**Stored dataset items**

──────

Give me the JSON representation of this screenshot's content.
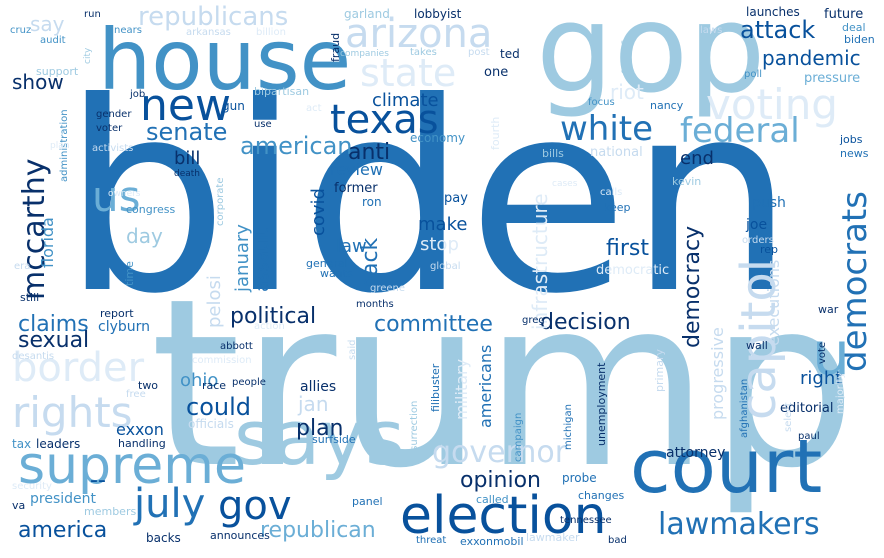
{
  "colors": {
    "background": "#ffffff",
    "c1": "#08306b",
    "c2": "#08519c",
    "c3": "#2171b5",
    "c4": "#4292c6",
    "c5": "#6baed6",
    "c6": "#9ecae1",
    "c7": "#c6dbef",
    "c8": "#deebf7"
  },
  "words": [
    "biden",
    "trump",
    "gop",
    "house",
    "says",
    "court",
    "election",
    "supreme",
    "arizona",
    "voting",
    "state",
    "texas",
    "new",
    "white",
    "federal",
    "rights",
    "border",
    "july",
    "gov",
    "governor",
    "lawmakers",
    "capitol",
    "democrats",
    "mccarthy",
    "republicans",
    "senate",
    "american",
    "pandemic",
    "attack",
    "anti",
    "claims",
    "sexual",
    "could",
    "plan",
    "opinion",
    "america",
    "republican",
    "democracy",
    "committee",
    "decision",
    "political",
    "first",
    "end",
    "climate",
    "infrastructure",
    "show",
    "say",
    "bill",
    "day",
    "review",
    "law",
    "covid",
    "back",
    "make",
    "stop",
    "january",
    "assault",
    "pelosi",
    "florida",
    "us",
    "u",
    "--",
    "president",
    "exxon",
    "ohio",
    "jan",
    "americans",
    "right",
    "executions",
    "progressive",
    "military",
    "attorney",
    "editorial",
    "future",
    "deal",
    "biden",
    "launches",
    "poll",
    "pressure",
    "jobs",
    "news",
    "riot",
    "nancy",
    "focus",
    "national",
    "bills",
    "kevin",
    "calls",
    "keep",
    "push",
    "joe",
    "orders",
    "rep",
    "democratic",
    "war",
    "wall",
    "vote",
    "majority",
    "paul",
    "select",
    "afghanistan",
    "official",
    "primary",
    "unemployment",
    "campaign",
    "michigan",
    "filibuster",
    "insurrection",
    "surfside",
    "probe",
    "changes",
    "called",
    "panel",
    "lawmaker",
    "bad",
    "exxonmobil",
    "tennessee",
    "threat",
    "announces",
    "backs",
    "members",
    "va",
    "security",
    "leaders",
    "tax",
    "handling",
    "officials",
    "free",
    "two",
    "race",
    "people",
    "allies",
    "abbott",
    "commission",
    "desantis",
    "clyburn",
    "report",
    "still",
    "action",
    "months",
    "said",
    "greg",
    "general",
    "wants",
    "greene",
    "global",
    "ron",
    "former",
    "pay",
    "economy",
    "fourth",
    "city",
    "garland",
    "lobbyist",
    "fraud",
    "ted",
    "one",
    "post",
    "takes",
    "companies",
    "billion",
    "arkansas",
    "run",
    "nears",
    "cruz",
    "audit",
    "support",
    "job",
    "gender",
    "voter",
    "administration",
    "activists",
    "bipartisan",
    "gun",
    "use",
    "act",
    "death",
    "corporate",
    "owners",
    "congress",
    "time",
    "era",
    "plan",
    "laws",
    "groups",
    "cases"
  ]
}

──────

**THE REQUEST**
The records shown above are to be repeated exactly, with the pictures left out.

**RESPONSE TO THIS EXERCISE**
Give me the JSON representation of this screenshot's content.
{
  "colors": {
    "background": "#ffffff",
    "c1": "#08306b",
    "c2": "#08519c",
    "c3": "#2171b5",
    "c4": "#4292c6",
    "c5": "#6baed6",
    "c6": "#9ecae1",
    "c7": "#c6dbef",
    "c8": "#deebf7"
  },
  "words": [
    "biden",
    "trump",
    "gop",
    "house",
    "says",
    "court",
    "election",
    "supreme",
    "arizona",
    "voting",
    "state",
    "texas",
    "new",
    "white",
    "federal",
    "rights",
    "border",
    "july",
    "gov",
    "governor",
    "lawmakers",
    "capitol",
    "democrats",
    "mccarthy",
    "republicans",
    "senate",
    "american",
    "pandemic",
    "attack",
    "anti",
    "claims",
    "sexual",
    "could",
    "plan",
    "opinion",
    "america",
    "republican",
    "democracy",
    "committee",
    "decision",
    "political",
    "first",
    "end",
    "climate",
    "infrastructure",
    "show",
    "say",
    "bill",
    "day",
    "review",
    "law",
    "covid",
    "back",
    "make",
    "stop",
    "january",
    "assault",
    "pelosi",
    "florida",
    "us",
    "u",
    "--",
    "president",
    "exxon",
    "ohio",
    "jan",
    "americans",
    "right",
    "executions",
    "progressive",
    "military",
    "attorney",
    "editorial",
    "future",
    "deal",
    "biden",
    "launches",
    "poll",
    "pressure",
    "jobs",
    "news",
    "riot",
    "nancy",
    "focus",
    "national",
    "bills",
    "kevin",
    "calls",
    "keep",
    "push",
    "joe",
    "orders",
    "rep",
    "democratic",
    "war",
    "wall",
    "vote",
    "majority",
    "paul",
    "select",
    "afghanistan",
    "official",
    "primary",
    "unemployment",
    "campaign",
    "michigan",
    "filibuster",
    "insurrection",
    "surfside",
    "probe",
    "changes",
    "called",
    "panel",
    "lawmaker",
    "bad",
    "exxonmobil",
    "tennessee",
    "threat",
    "announces",
    "backs",
    "members",
    "va",
    "security",
    "leaders",
    "tax",
    "handling",
    "officials",
    "free",
    "two",
    "race",
    "people",
    "allies",
    "abbott",
    "commission",
    "desantis",
    "clyburn",
    "report",
    "still",
    "action",
    "months",
    "said",
    "greg",
    "general",
    "wants",
    "greene",
    "global",
    "ron",
    "former",
    "pay",
    "economy",
    "fourth",
    "city",
    "garland",
    "lobbyist",
    "fraud",
    "ted",
    "one",
    "post",
    "takes",
    "companies",
    "billion",
    "arkansas",
    "run",
    "nears",
    "cruz",
    "audit",
    "support",
    "job",
    "gender",
    "voter",
    "administration",
    "activists",
    "bipartisan",
    "gun",
    "use",
    "act",
    "death",
    "corporate",
    "owners",
    "congress",
    "time",
    "era",
    "plan",
    "laws",
    "groups",
    "cases"
  ]
}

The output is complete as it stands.